_What you will do_:
Wherever the word "marker" appears in a line, extract that line.

##### Dataset content #####

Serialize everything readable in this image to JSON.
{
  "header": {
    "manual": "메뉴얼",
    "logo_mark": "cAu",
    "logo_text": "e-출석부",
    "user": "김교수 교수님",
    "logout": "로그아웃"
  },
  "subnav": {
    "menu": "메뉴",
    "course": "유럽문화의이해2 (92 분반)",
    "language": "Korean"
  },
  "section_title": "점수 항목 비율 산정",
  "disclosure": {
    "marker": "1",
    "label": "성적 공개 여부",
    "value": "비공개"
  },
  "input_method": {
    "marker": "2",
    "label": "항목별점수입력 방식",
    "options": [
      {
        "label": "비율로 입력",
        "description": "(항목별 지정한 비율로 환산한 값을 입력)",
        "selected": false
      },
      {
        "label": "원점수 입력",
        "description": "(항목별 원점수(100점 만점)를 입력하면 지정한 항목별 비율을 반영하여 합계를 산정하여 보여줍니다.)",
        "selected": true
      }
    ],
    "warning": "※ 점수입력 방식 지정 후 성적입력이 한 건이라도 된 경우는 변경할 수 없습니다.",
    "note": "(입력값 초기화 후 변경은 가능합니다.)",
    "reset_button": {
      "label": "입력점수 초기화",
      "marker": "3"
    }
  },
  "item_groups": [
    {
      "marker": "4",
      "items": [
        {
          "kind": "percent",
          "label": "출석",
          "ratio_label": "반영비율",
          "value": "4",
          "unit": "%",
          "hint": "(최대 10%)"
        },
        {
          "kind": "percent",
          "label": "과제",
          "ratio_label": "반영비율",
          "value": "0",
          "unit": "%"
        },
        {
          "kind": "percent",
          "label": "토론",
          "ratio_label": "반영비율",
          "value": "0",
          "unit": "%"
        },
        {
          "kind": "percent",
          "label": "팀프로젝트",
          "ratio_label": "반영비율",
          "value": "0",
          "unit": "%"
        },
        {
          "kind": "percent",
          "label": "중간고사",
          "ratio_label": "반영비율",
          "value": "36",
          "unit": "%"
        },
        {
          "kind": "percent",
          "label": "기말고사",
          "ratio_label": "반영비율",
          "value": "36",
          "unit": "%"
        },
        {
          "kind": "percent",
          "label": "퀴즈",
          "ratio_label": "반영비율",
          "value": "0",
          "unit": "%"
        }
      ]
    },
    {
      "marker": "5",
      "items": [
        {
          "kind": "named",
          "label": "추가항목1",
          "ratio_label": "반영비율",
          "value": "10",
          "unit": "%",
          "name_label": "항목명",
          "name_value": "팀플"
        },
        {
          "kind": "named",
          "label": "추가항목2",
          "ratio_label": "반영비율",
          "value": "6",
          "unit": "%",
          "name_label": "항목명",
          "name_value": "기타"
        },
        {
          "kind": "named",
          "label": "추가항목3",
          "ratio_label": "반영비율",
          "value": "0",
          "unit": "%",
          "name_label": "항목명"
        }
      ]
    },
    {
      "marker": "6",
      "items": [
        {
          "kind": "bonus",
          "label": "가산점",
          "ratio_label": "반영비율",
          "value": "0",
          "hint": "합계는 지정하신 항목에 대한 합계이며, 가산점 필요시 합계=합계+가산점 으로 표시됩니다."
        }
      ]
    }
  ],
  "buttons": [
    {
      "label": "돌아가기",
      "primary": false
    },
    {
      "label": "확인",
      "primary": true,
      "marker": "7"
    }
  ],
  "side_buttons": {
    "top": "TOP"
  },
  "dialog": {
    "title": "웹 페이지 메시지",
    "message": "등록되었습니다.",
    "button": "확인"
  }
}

#####

_Exercise answer_:
    "marker": "1",
    "marker": "2",
      "marker": "3"
      "marker": "4",
      "marker": "5",
      "marker": "6",
      "marker": "7"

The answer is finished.